### MATERIAL PROVIDED ###

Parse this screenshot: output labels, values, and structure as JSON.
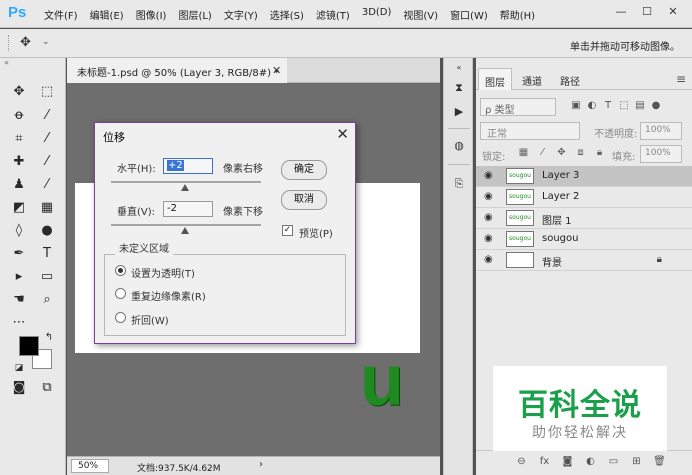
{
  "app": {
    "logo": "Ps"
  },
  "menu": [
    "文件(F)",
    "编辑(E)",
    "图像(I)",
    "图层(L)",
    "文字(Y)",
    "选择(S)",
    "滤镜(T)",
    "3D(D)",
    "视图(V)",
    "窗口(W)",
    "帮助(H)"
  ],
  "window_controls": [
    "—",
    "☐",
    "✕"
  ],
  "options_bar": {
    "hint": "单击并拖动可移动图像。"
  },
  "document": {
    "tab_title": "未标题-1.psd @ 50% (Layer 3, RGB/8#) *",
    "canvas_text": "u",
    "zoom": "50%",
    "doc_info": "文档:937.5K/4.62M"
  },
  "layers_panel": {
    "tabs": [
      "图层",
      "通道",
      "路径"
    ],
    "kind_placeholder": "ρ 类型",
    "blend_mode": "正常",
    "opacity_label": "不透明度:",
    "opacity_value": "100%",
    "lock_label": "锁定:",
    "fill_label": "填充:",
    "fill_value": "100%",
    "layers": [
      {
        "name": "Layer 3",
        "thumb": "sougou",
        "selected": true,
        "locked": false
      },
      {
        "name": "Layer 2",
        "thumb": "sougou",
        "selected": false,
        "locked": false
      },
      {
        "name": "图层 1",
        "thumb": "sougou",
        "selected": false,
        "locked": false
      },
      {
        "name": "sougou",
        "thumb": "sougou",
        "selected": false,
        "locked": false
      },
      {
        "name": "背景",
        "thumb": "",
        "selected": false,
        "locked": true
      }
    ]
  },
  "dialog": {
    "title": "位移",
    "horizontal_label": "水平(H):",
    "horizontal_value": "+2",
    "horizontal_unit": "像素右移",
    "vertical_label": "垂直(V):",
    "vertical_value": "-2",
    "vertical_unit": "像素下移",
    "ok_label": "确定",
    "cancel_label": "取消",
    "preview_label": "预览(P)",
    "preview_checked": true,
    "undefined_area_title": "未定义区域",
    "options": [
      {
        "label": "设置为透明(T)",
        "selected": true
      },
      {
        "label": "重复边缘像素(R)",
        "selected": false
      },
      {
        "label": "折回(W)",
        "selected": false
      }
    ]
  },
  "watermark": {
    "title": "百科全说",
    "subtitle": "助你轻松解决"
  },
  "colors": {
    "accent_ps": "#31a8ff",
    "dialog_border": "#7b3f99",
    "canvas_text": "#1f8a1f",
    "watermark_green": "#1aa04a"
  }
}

###

» STATED GOAL: Repeat the entries exactly. Pictures are excluded from the copy.

» OUTPUT FOR THIS EXERCISE:
Parse this screenshot: output labels, values, and structure as JSON.
{
  "app": {
    "logo": "Ps"
  },
  "menu": [
    "文件(F)",
    "编辑(E)",
    "图像(I)",
    "图层(L)",
    "文字(Y)",
    "选择(S)",
    "滤镜(T)",
    "3D(D)",
    "视图(V)",
    "窗口(W)",
    "帮助(H)"
  ],
  "window_controls": [
    "—",
    "☐",
    "✕"
  ],
  "options_bar": {
    "hint": "单击并拖动可移动图像。"
  },
  "document": {
    "tab_title": "未标题-1.psd @ 50% (Layer 3, RGB/8#) *",
    "canvas_text": "u",
    "zoom": "50%",
    "doc_info": "文档:937.5K/4.62M"
  },
  "layers_panel": {
    "tabs": [
      "图层",
      "通道",
      "路径"
    ],
    "kind_placeholder": "ρ 类型",
    "blend_mode": "正常",
    "opacity_label": "不透明度:",
    "opacity_value": "100%",
    "lock_label": "锁定:",
    "fill_label": "填充:",
    "fill_value": "100%",
    "layers": [
      {
        "name": "Layer 3",
        "thumb": "sougou",
        "selected": true,
        "locked": false
      },
      {
        "name": "Layer 2",
        "thumb": "sougou",
        "selected": false,
        "locked": false
      },
      {
        "name": "图层 1",
        "thumb": "sougou",
        "selected": false,
        "locked": false
      },
      {
        "name": "sougou",
        "thumb": "sougou",
        "selected": false,
        "locked": false
      },
      {
        "name": "背景",
        "thumb": "",
        "selected": false,
        "locked": true
      }
    ]
  },
  "dialog": {
    "title": "位移",
    "horizontal_label": "水平(H):",
    "horizontal_value": "+2",
    "horizontal_unit": "像素右移",
    "vertical_label": "垂直(V):",
    "vertical_value": "-2",
    "vertical_unit": "像素下移",
    "ok_label": "确定",
    "cancel_label": "取消",
    "preview_label": "预览(P)",
    "preview_checked": true,
    "undefined_area_title": "未定义区域",
    "options": [
      {
        "label": "设置为透明(T)",
        "selected": true
      },
      {
        "label": "重复边缘像素(R)",
        "selected": false
      },
      {
        "label": "折回(W)",
        "selected": false
      }
    ]
  },
  "watermark": {
    "title": "百科全说",
    "subtitle": "助你轻松解决"
  },
  "colors": {
    "accent_ps": "#31a8ff",
    "dialog_border": "#7b3f99",
    "canvas_text": "#1f8a1f",
    "watermark_green": "#1aa04a"
  }
}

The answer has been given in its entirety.